* What is asked
Using the listing below, please gather every line containing the word "wskazanym".

── Data provided ──

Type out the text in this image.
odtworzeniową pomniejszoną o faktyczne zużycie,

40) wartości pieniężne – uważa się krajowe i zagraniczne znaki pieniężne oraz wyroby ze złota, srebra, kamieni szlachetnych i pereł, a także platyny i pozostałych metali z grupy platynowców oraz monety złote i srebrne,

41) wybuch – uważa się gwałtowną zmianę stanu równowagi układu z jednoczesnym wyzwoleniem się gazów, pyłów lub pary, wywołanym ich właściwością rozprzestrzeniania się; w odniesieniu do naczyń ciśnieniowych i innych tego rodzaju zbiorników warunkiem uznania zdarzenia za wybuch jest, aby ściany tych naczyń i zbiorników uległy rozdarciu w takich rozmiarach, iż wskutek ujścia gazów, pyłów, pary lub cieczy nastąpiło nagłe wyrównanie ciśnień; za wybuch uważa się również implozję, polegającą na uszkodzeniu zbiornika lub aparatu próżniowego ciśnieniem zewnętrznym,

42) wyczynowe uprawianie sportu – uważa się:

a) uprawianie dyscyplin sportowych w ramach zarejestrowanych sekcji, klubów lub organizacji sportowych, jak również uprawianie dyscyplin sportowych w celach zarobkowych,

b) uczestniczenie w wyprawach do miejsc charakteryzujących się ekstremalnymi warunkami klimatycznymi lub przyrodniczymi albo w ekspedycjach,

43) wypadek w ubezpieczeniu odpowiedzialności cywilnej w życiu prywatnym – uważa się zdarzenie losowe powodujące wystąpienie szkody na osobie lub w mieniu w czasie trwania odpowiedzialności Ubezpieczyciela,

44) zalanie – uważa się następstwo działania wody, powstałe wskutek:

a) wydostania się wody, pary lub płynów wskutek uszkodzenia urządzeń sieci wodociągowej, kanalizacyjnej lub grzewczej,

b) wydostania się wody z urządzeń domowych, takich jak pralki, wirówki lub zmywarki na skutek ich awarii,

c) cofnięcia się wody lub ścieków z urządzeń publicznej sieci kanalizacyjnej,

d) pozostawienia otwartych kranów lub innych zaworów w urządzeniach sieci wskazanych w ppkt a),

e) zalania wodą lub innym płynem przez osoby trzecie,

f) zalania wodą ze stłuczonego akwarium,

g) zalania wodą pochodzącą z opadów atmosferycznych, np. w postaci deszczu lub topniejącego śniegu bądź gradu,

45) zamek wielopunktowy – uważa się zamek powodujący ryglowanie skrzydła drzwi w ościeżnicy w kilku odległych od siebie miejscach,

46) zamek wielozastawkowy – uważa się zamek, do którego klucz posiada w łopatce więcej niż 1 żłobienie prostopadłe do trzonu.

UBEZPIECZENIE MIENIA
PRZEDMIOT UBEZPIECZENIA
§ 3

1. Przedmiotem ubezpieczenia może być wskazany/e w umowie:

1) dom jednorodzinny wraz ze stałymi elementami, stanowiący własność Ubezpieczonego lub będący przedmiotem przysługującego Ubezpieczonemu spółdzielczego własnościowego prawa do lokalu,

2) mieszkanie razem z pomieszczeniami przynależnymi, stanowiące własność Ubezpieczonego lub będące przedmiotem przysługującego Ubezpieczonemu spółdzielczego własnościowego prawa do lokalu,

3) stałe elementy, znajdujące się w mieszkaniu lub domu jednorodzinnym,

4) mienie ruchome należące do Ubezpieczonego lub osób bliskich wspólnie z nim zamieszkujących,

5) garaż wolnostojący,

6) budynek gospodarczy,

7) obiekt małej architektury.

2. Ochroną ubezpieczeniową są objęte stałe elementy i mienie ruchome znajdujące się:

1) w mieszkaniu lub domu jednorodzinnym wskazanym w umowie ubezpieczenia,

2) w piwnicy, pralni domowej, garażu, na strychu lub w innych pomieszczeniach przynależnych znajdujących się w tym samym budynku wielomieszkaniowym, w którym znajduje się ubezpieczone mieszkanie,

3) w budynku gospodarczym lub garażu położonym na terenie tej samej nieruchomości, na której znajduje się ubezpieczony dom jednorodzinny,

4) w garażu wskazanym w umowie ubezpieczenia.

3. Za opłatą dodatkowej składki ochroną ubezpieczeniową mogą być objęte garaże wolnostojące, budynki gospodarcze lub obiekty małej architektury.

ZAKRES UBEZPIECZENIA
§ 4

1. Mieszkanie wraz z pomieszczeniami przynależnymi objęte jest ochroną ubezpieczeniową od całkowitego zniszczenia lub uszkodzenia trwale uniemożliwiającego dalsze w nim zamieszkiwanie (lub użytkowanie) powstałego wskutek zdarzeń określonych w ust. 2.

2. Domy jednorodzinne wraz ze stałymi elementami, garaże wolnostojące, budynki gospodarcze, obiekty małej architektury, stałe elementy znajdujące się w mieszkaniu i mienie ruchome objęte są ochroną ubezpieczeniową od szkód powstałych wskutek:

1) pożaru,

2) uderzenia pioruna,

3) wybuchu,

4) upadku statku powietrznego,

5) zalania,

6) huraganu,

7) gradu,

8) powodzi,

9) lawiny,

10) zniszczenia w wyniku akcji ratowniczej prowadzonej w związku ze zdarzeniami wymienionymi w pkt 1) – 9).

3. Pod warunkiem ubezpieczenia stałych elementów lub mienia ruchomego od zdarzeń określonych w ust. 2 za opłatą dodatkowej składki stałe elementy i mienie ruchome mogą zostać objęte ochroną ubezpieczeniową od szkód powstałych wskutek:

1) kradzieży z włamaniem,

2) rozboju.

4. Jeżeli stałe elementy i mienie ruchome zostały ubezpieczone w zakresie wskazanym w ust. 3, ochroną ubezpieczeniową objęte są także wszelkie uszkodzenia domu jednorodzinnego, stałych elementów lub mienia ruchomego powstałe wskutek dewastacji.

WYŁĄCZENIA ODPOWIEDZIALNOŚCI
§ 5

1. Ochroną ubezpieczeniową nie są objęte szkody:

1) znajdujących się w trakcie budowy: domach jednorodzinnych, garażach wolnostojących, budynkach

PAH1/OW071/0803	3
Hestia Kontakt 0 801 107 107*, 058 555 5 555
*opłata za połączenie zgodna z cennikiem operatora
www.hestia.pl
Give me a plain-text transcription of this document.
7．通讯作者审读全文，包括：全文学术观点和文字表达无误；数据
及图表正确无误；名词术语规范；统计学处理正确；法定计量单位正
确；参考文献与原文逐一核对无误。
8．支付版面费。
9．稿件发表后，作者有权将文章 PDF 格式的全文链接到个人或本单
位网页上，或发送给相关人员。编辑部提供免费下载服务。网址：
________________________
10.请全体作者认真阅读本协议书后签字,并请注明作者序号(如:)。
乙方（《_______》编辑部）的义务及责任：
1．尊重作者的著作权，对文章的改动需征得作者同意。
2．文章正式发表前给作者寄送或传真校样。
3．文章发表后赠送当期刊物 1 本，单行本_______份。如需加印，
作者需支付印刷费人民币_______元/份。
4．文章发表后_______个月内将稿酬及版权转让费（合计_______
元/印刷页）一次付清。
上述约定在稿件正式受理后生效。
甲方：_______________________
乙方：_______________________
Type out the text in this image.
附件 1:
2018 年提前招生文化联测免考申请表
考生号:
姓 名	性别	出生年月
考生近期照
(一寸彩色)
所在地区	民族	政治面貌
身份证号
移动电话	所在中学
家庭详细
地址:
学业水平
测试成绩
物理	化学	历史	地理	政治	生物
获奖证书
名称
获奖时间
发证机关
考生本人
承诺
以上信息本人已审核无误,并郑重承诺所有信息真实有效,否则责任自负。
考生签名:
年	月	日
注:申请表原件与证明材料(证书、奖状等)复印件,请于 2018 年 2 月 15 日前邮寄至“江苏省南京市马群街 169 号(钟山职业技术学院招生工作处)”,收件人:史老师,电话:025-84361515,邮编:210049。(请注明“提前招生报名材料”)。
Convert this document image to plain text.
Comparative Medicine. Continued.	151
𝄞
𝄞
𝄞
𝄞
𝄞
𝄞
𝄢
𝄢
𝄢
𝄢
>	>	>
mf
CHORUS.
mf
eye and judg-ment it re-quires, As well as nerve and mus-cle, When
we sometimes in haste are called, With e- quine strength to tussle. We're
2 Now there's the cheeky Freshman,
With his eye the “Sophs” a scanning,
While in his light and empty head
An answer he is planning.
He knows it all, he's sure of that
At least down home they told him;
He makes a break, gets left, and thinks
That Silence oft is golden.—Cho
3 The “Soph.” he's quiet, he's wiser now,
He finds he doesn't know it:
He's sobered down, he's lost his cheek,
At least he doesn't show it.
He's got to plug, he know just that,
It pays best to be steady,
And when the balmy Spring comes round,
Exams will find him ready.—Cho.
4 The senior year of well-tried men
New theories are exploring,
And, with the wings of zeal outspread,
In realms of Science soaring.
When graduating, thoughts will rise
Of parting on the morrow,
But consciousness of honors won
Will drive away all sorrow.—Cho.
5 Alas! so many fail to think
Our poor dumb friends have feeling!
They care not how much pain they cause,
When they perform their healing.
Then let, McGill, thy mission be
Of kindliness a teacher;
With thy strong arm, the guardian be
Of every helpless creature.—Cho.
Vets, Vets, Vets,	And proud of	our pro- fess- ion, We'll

───

* The completed task
1) w mieszkaniu lub domu jednorodzinnym wskazanym w umowie ubezpieczenia,
4) w garażu wskazanym w umowie ubezpieczenia.
4. Jeżeli stałe elementy i mienie ruchome zostały ubezpieczone w zakresie wskazanym w ust. 3, ochroną ubezpieczeniową objęte są także wszelkie uszkodzenia domu jednorodzinnego, stałych elementów lub mienia ruchomego powstałe wskutek dewastacji.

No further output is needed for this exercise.